WHAT YOU ARE ASKED TO DO: Collect from the data below each line with "inches".

Dataset listings of figures:
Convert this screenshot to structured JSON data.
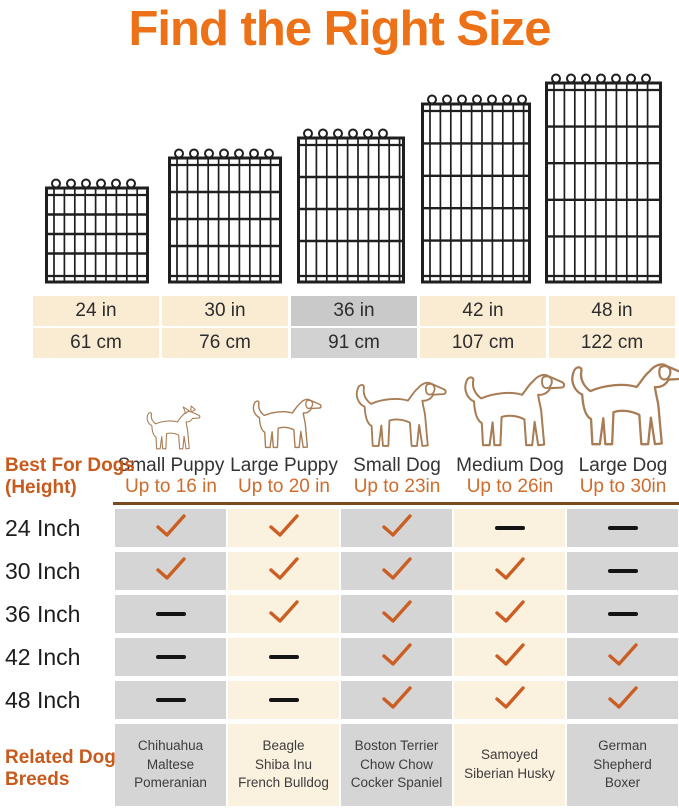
{
  "title": "Find the Right Size",
  "colors": {
    "title_orange": "#ED7116",
    "side_label_orange": "#C75A1C",
    "up_to_orange": "#CF6C2C",
    "check_orange": "#CB5E23",
    "divider_brown": "#7C4A1F",
    "matrix_gray_column": "#D5D5D5",
    "matrix_cream_column": "#FAF1DE",
    "size_table_cream": "#FAECD3",
    "size_table_highlight_gray": "#C9C9C9",
    "wire_black": "#1f1f1f",
    "dog_outline_brown": "#A87C55"
  },
  "icons": {
    "crate_panel": "wire-grid-panel-icon",
    "dog_silhouette": "dog-outline-icon",
    "check": "check-icon",
    "dash": "dash-icon"
  },
  "size_table": {
    "columns": [
      {
        "inches": "24 in",
        "cm": "61 cm"
      },
      {
        "inches": "30 in",
        "cm": "76 cm"
      },
      {
        "inches": "36 in",
        "cm": "91 cm"
      },
      {
        "inches": "42 in",
        "cm": "107 cm"
      },
      {
        "inches": "48 in",
        "cm": "122 cm"
      }
    ],
    "highlighted_index": 2
  },
  "dog_columns": [
    {
      "name": "Small Puppy",
      "max_height": "Up to 16 in"
    },
    {
      "name": "Large Puppy",
      "max_height": "Up to 20 in"
    },
    {
      "name": "Small Dog",
      "max_height": "Up to 23in"
    },
    {
      "name": "Medium Dog",
      "max_height": "Up to 26in"
    },
    {
      "name": "Large Dog",
      "max_height": "Up to 30in"
    }
  ],
  "left_panel": {
    "best_for_lines": [
      "Best For Dogs",
      "(Height)"
    ],
    "related_lines": [
      "Related Dog",
      "Breeds"
    ]
  },
  "compatibility": {
    "rows": [
      {
        "label": "24 Inch",
        "cells": [
          "check",
          "check",
          "check",
          "dash",
          "dash"
        ]
      },
      {
        "label": "30 Inch",
        "cells": [
          "check",
          "check",
          "check",
          "check",
          "dash"
        ]
      },
      {
        "label": "36 Inch",
        "cells": [
          "dash",
          "check",
          "check",
          "check",
          "dash"
        ]
      },
      {
        "label": "42 Inch",
        "cells": [
          "dash",
          "dash",
          "check",
          "check",
          "check"
        ]
      },
      {
        "label": "48 Inch",
        "cells": [
          "dash",
          "dash",
          "check",
          "check",
          "check"
        ]
      }
    ]
  },
  "breeds": [
    [
      "Chihuahua",
      "Maltese",
      "Pomeranian"
    ],
    [
      "Beagle",
      "Shiba Inu",
      "French Bulldog"
    ],
    [
      "Boston Terrier",
      "Chow Chow",
      "Cocker Spaniel"
    ],
    [
      "Samoyed",
      "Siberian Husky"
    ],
    [
      "German",
      "Shepherd",
      "Boxer"
    ]
  ]
}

SOLUTION TO THIS PROBLEM:
        "inches": "24 in",
        "inches": "30 in",
        "inches": "36 in",
        "inches": "42 in",
        "inches": "48 in",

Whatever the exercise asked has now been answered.